> **PROMPT**:
Transcribe the records exactly. Pictures do not belong in the transcription.
....
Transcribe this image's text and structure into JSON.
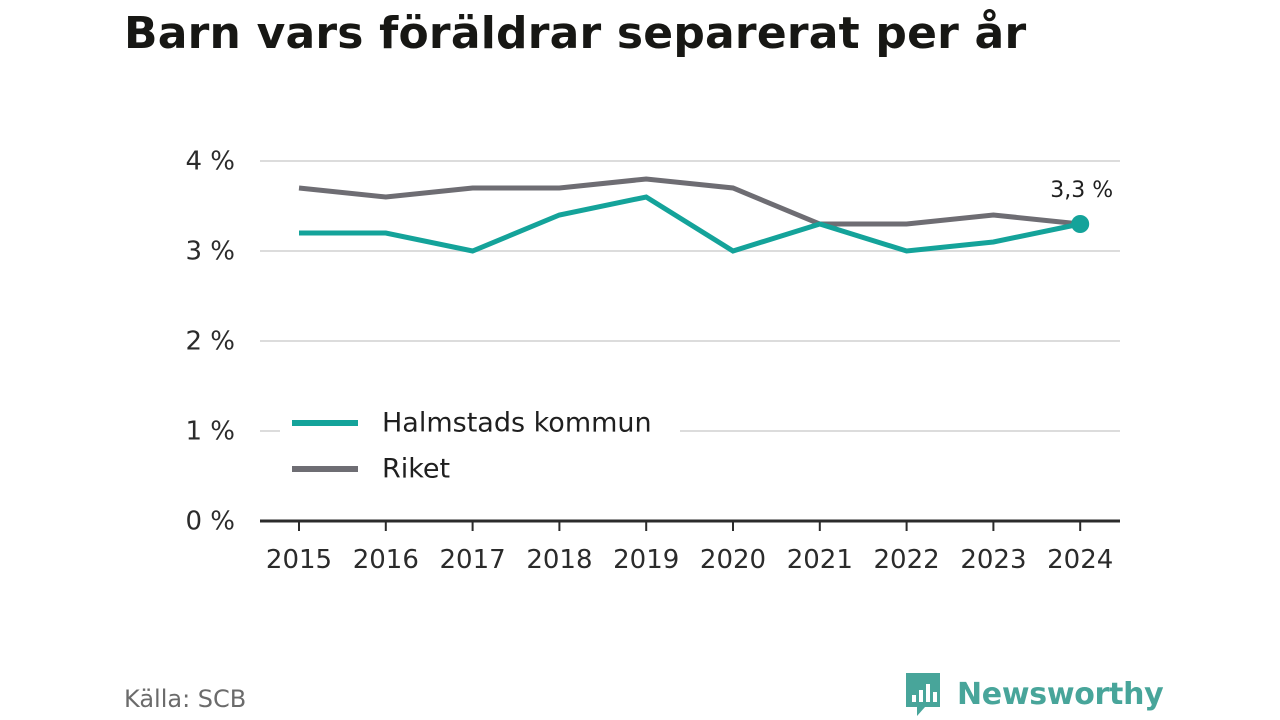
{
  "title": "Barn vars föräldrar separerat per år",
  "source": "Källa: SCB",
  "brand": {
    "name": "Newsworthy",
    "icon": "bar-chart-bubble-icon"
  },
  "colors": {
    "halmstad": "#14a39a",
    "riket": "#6e6d73",
    "grid": "#dcdcdc",
    "axis": "#2b2b2b",
    "text": "#2b2b2b",
    "brand": "#48a59a"
  },
  "chart_data": {
    "type": "line",
    "title": "Barn vars föräldrar separerat per år",
    "xlabel": "",
    "ylabel": "",
    "x": [
      "2015",
      "2016",
      "2017",
      "2018",
      "2019",
      "2020",
      "2021",
      "2022",
      "2023",
      "2024"
    ],
    "y_ticks": [
      0,
      1,
      2,
      3,
      4
    ],
    "y_tick_labels": [
      "0 %",
      "1 %",
      "2 %",
      "3 %",
      "4 %"
    ],
    "ylim": [
      0,
      4
    ],
    "grid": true,
    "legend_position": "bottom-left",
    "series": [
      {
        "name": "Halmstads kommun",
        "values": [
          3.2,
          3.2,
          3.0,
          3.4,
          3.6,
          3.0,
          3.3,
          3.0,
          3.1,
          3.3
        ]
      },
      {
        "name": "Riket",
        "values": [
          3.7,
          3.6,
          3.7,
          3.7,
          3.8,
          3.7,
          3.3,
          3.3,
          3.4,
          3.3
        ]
      }
    ],
    "annotation": {
      "series": "Halmstads kommun",
      "x": "2024",
      "label": "3,3 %"
    }
  }
}
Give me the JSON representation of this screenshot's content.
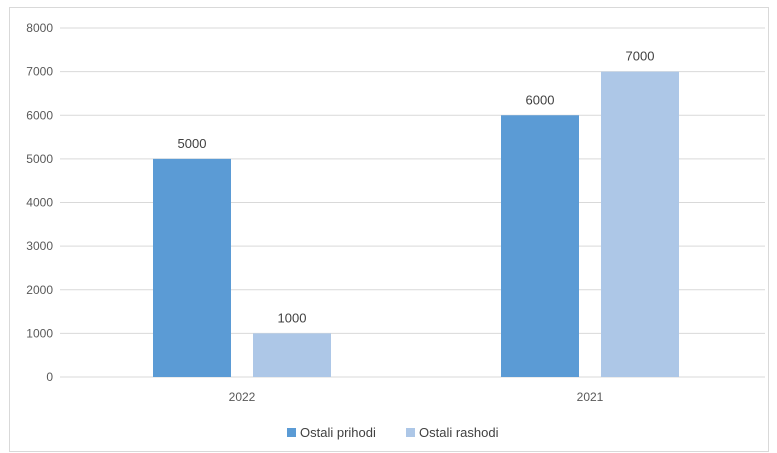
{
  "chart_data": {
    "type": "bar",
    "categories": [
      "2022",
      "2021"
    ],
    "series": [
      {
        "name": "Ostali prihodi",
        "values": [
          5000,
          6000
        ],
        "color": "#5b9bd5"
      },
      {
        "name": "Ostali rashodi",
        "values": [
          1000,
          7000
        ],
        "color": "#adc7e7"
      }
    ],
    "ylim": [
      0,
      8000
    ],
    "yticks": [
      "0",
      "1000",
      "2000",
      "3000",
      "4000",
      "5000",
      "6000",
      "7000",
      "8000"
    ],
    "data_labels": [
      "5000",
      "1000",
      "6000",
      "7000"
    ],
    "grid": true,
    "legend_position": "bottom",
    "gridline_color": "#d9d9d9"
  }
}
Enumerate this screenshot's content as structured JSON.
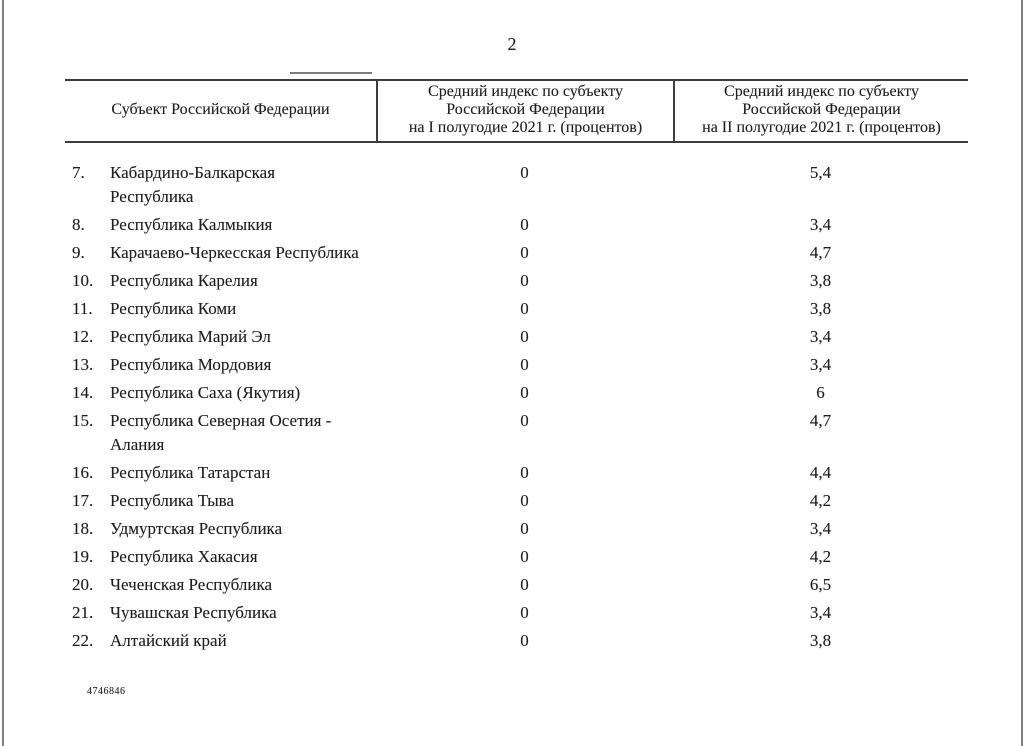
{
  "page": {
    "number": "2",
    "footer_code": "4746846"
  },
  "table": {
    "headers": {
      "subject": "Субъект Российской Федерации",
      "h1_2021": "Средний индекс по субъекту\nРоссийской Федерации\nна I полугодие 2021 г. (процентов)",
      "h2_2021": "Средний индекс по субъекту\nРоссийской Федерации\nна II полугодие 2021 г. (процентов)"
    },
    "rows": [
      {
        "num": "7.",
        "name": "Кабардино-Балкарская\nРеспублика",
        "h1": "0",
        "h2": "5,4"
      },
      {
        "num": "8.",
        "name": "Республика Калмыкия",
        "h1": "0",
        "h2": "3,4"
      },
      {
        "num": "9.",
        "name": "Карачаево-Черкесская Республика",
        "h1": "0",
        "h2": "4,7"
      },
      {
        "num": "10.",
        "name": "Республика Карелия",
        "h1": "0",
        "h2": "3,8"
      },
      {
        "num": "11.",
        "name": "Республика Коми",
        "h1": "0",
        "h2": "3,8"
      },
      {
        "num": "12.",
        "name": "Республика Марий Эл",
        "h1": "0",
        "h2": "3,4"
      },
      {
        "num": "13.",
        "name": "Республика Мордовия",
        "h1": "0",
        "h2": "3,4"
      },
      {
        "num": "14.",
        "name": "Республика Саха (Якутия)",
        "h1": "0",
        "h2": "6"
      },
      {
        "num": "15.",
        "name": "Республика Северная Осетия -\nАлания",
        "h1": "0",
        "h2": "4,7"
      },
      {
        "num": "16.",
        "name": "Республика Татарстан",
        "h1": "0",
        "h2": "4,4"
      },
      {
        "num": "17.",
        "name": "Республика Тыва",
        "h1": "0",
        "h2": "4,2"
      },
      {
        "num": "18.",
        "name": "Удмуртская Республика",
        "h1": "0",
        "h2": "3,4"
      },
      {
        "num": "19.",
        "name": "Республика Хакасия",
        "h1": "0",
        "h2": "4,2"
      },
      {
        "num": "20.",
        "name": "Чеченская Республика",
        "h1": "0",
        "h2": "6,5"
      },
      {
        "num": "21.",
        "name": "Чувашская Республика",
        "h1": "0",
        "h2": "3,4"
      },
      {
        "num": "22.",
        "name": "Алтайский край",
        "h1": "0",
        "h2": "3,8"
      }
    ]
  }
}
....
> **ANSWER TO THE PROBLEM**:
Transcribe this image's text and structure into JSON.
{
  "title": "Barn vars föräldrar separerat per år",
  "source": "Källa: SCB",
  "brand": {
    "name": "Newsworthy",
    "icon": "bar-chart-bubble-icon"
  },
  "colors": {
    "halmstad": "#14a39a",
    "riket": "#6e6d73",
    "grid": "#dcdcdc",
    "axis": "#2b2b2b",
    "text": "#2b2b2b",
    "brand": "#48a59a"
  },
  "chart_data": {
    "type": "line",
    "title": "Barn vars föräldrar separerat per år",
    "xlabel": "",
    "ylabel": "",
    "x": [
      "2015",
      "2016",
      "2017",
      "2018",
      "2019",
      "2020",
      "2021",
      "2022",
      "2023",
      "2024"
    ],
    "y_ticks": [
      0,
      1,
      2,
      3,
      4
    ],
    "y_tick_labels": [
      "0 %",
      "1 %",
      "2 %",
      "3 %",
      "4 %"
    ],
    "ylim": [
      0,
      4
    ],
    "grid": true,
    "legend_position": "bottom-left",
    "series": [
      {
        "name": "Halmstads kommun",
        "values": [
          3.2,
          3.2,
          3.0,
          3.4,
          3.6,
          3.0,
          3.3,
          3.0,
          3.1,
          3.3
        ]
      },
      {
        "name": "Riket",
        "values": [
          3.7,
          3.6,
          3.7,
          3.7,
          3.8,
          3.7,
          3.3,
          3.3,
          3.4,
          3.3
        ]
      }
    ],
    "annotation": {
      "series": "Halmstads kommun",
      "x": "2024",
      "label": "3,3 %"
    }
  }
}
Give me the JSON representation of this screenshot's content.
{
  "chart_data": {
    "type": "bar",
    "categories": [
      "2022",
      "2021"
    ],
    "series": [
      {
        "name": "Ostali prihodi",
        "values": [
          5000,
          6000
        ],
        "color": "#5b9bd5"
      },
      {
        "name": "Ostali rashodi",
        "values": [
          1000,
          7000
        ],
        "color": "#adc7e7"
      }
    ],
    "ylim": [
      0,
      8000
    ],
    "yticks": [
      "0",
      "1000",
      "2000",
      "3000",
      "4000",
      "5000",
      "6000",
      "7000",
      "8000"
    ],
    "data_labels": [
      "5000",
      "1000",
      "6000",
      "7000"
    ],
    "grid": true,
    "legend_position": "bottom",
    "gridline_color": "#d9d9d9"
  }
}
Enumerate this screenshot's content as structured JSON.
{
  "page": {
    "number": "2",
    "footer_code": "4746846"
  },
  "table": {
    "headers": {
      "subject": "Субъект Российской Федерации",
      "h1_2021": "Средний индекс по субъекту\nРоссийской Федерации\nна I полугодие 2021 г. (процентов)",
      "h2_2021": "Средний индекс по субъекту\nРоссийской Федерации\nна II полугодие 2021 г. (процентов)"
    },
    "rows": [
      {
        "num": "7.",
        "name": "Кабардино-Балкарская\nРеспублика",
        "h1": "0",
        "h2": "5,4"
      },
      {
        "num": "8.",
        "name": "Республика Калмыкия",
        "h1": "0",
        "h2": "3,4"
      },
      {
        "num": "9.",
        "name": "Карачаево-Черкесская Республика",
        "h1": "0",
        "h2": "4,7"
      },
      {
        "num": "10.",
        "name": "Республика Карелия",
        "h1": "0",
        "h2": "3,8"
      },
      {
        "num": "11.",
        "name": "Республика Коми",
        "h1": "0",
        "h2": "3,8"
      },
      {
        "num": "12.",
        "name": "Республика Марий Эл",
        "h1": "0",
        "h2": "3,4"
      },
      {
        "num": "13.",
        "name": "Республика Мордовия",
        "h1": "0",
        "h2": "3,4"
      },
      {
        "num": "14.",
        "name": "Республика Саха (Якутия)",
        "h1": "0",
        "h2": "6"
      },
      {
        "num": "15.",
        "name": "Республика Северная Осетия -\nАлания",
        "h1": "0",
        "h2": "4,7"
      },
      {
        "num": "16.",
        "name": "Республика Татарстан",
        "h1": "0",
        "h2": "4,4"
      },
      {
        "num": "17.",
        "name": "Республика Тыва",
        "h1": "0",
        "h2": "4,2"
      },
      {
        "num": "18.",
        "name": "Удмуртская Республика",
        "h1": "0",
        "h2": "3,4"
      },
      {
        "num": "19.",
        "name": "Республика Хакасия",
        "h1": "0",
        "h2": "4,2"
      },
      {
        "num": "20.",
        "name": "Чеченская Республика",
        "h1": "0",
        "h2": "6,5"
      },
      {
        "num": "21.",
        "name": "Чувашская Республика",
        "h1": "0",
        "h2": "3,4"
      },
      {
        "num": "22.",
        "name": "Алтайский край",
        "h1": "0",
        "h2": "3,8"
      }
    ]
  }
}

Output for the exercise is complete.